Entries from a collection

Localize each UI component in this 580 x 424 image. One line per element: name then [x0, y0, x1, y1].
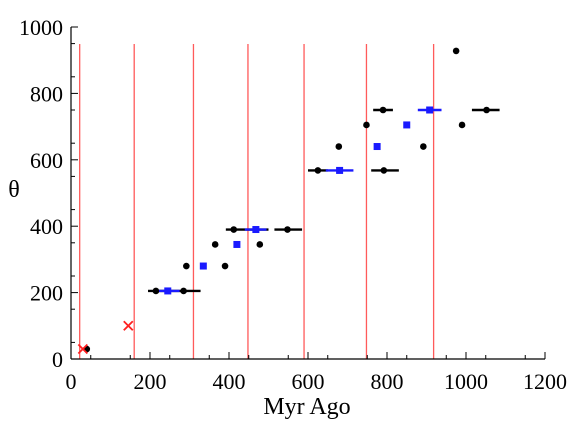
y-tick-label: 600 — [30, 148, 63, 173]
x-tick-label: 800 — [371, 369, 404, 394]
black-circle-point — [152, 287, 160, 295]
blue-square-point — [373, 143, 381, 151]
x-tick-label: 0 — [66, 369, 77, 394]
red-x-stroke — [123, 320, 134, 331]
x-tick-label: 400 — [213, 369, 246, 394]
red-x-stroke — [77, 343, 88, 355]
black-circle-point — [211, 241, 219, 248]
black-circle-point — [379, 106, 387, 114]
y-tick-label: 400 — [30, 214, 63, 239]
y-tick-label: 200 — [30, 281, 63, 306]
blue-square-point — [252, 226, 260, 234]
red-x-point — [77, 343, 88, 355]
black-circle-point — [363, 121, 370, 129]
blue-square-point — [199, 262, 207, 270]
blue-square-point — [336, 166, 344, 174]
red-x-point — [123, 320, 134, 331]
y-tick-label: 800 — [30, 81, 63, 106]
axis-ticks: 0 200 400 600 800 1000 1200 0 200 400 600 800 1000 — [19, 15, 567, 394]
blue-square-point — [164, 287, 172, 295]
black-circle-point — [230, 226, 238, 233]
black-circle-point — [221, 262, 229, 270]
x-tick-label: 600 — [292, 369, 325, 394]
black-circle-point — [180, 287, 187, 295]
black-circle-point — [380, 167, 388, 174]
black-circle-point — [452, 47, 460, 55]
blue-square-point — [403, 121, 411, 129]
black-circle-point — [420, 143, 427, 150]
y-axis-label: θ — [8, 177, 20, 203]
data-points — [77, 47, 490, 355]
y-tick-label: 0 — [52, 347, 63, 372]
x-tick-label: 200 — [134, 369, 167, 394]
x-tick-label: 1200 — [523, 369, 567, 394]
vertical-reference-lines — [79, 44, 435, 359]
x-axis-label: Myr Ago — [263, 394, 350, 420]
black-circle-point — [483, 106, 490, 114]
y-tick-label: 1000 — [19, 15, 63, 40]
blue-square-point — [233, 240, 241, 248]
black-circle-point — [458, 121, 466, 129]
black-circle-point — [284, 226, 291, 233]
black-circle-point — [183, 262, 190, 270]
black-circle-point — [256, 241, 264, 248]
x-tick-label: 1000 — [444, 369, 488, 394]
black-circle-point — [335, 143, 343, 150]
black-circle-point — [314, 167, 322, 174]
blue-square-point — [426, 106, 434, 114]
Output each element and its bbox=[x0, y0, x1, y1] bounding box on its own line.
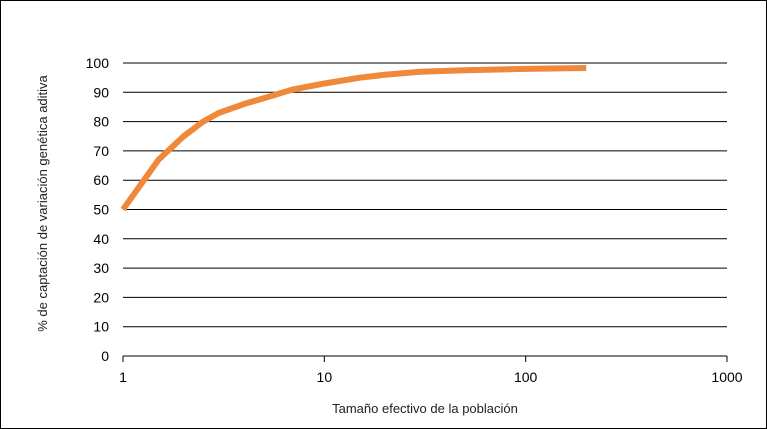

Set problem: Copy the lines word for word, beginning with the one containing "y-tick-label: 600 — [30, 148, 63, 173]" and ending with the one containing "x-tick-label: 400 — [213, 369, 246, 394]", with both of those lines included.

Reply:
y-tick-label: 600 — [30, 148, 63, 173]
x-tick-label: 800 — [371, 369, 404, 394]
black-circle-point — [152, 287, 160, 295]
blue-square-point — [373, 143, 381, 151]
x-tick-label: 0 — [66, 369, 77, 394]
red-x-stroke — [123, 320, 134, 331]
x-tick-label: 400 — [213, 369, 246, 394]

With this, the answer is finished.